• **PROVIDED INFORMATION**:
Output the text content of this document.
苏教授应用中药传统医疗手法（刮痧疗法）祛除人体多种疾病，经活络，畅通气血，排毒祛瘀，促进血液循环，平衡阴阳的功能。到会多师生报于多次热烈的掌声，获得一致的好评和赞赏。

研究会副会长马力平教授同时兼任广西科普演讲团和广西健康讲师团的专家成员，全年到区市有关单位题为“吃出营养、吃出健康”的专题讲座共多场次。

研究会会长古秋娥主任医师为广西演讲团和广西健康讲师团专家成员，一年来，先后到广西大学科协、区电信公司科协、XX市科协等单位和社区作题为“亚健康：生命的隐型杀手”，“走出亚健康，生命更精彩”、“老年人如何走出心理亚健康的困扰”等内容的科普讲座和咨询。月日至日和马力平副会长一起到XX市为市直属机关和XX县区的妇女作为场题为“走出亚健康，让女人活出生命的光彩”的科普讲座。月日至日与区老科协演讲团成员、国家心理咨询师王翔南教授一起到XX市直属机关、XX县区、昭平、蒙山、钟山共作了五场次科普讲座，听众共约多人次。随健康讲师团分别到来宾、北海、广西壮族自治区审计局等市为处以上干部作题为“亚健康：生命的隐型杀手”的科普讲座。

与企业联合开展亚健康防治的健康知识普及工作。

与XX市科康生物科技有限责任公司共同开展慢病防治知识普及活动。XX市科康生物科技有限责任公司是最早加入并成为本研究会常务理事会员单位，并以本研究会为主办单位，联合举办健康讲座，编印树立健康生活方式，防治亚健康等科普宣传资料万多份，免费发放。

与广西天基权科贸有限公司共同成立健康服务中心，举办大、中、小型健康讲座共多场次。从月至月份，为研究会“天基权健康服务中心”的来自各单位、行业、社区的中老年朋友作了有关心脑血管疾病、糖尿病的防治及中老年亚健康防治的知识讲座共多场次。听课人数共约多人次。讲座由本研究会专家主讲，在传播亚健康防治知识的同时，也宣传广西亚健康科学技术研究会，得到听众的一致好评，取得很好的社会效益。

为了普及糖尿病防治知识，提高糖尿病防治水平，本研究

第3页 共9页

• **EXERCISE DETAILS**: Copy out all of the data exactly, leaving nothing out.

• **IN RESPONSE**:
Output the text content of this document.
苏教授应用中药传统医疗手法（刮痧疗法）祛除人体多种疾病，经活络，畅通气血，排毒祛瘀，促进血液循环，平衡阴阳的功能。到会多师生报于多次热烈的掌声，获得一致的好评和赞赏。

研究会副会长马力平教授同时兼任广西科普演讲团和广西健康讲师团的专家成员，全年到区市有关单位题为“吃出营养、吃出健康”的专题讲座共多场次。

研究会会长古秋娥主任医师为广西演讲团和广西健康讲师团专家成员，一年来，先后到广西大学科协、区电信公司科协、XX市科协等单位和社区作题为“亚健康：生命的隐型杀手”，“走出亚健康，生命更精彩”、“老年人如何走出心理亚健康的困扰”等内容的科普讲座和咨询。月日至日和马力平副会长一起到XX市为市直属机关和XX县区的妇女作为场题为“走出亚健康，让女人活出生命的光彩”的科普讲座。月日至日与区老科协演讲团成员、国家心理咨询师王翔南教授一起到XX市直属机关、XX县区、昭平、蒙山、钟山共作了五场次科普讲座，听众共约多人次。随健康讲师团分别到来宾、北海、广西壮族自治区审计局等市为处以上干部作题为“亚健康：生命的隐型杀手”的科普讲座。

与企业联合开展亚健康防治的健康知识普及工作。

与XX市科康生物科技有限责任公司共同开展慢病防治知识普及活动。XX市科康生物科技有限责任公司是最早加入并成为本研究会常务理事会员单位，并以本研究会为主办单位，联合举办健康讲座，编印树立健康生活方式，防治亚健康等科普宣传资料万多份，免费发放。

与广西天基权科贸有限公司共同成立健康服务中心，举办大、中、小型健康讲座共多场次。从月至月份，为研究会“天基权健康服务中心”的来自各单位、行业、社区的中老年朋友作了有关心脑血管疾病、糖尿病的防治及中老年亚健康防治的知识讲座共多场次。听课人数共约多人次。讲座由本研究会专家主讲，在传播亚健康防治知识的同时，也宣传广西亚健康科学技术研究会，得到听众的一致好评，取得很好的社会效益。

为了普及糖尿病防治知识，提高糖尿病防治水平，本研究

第3页 共9页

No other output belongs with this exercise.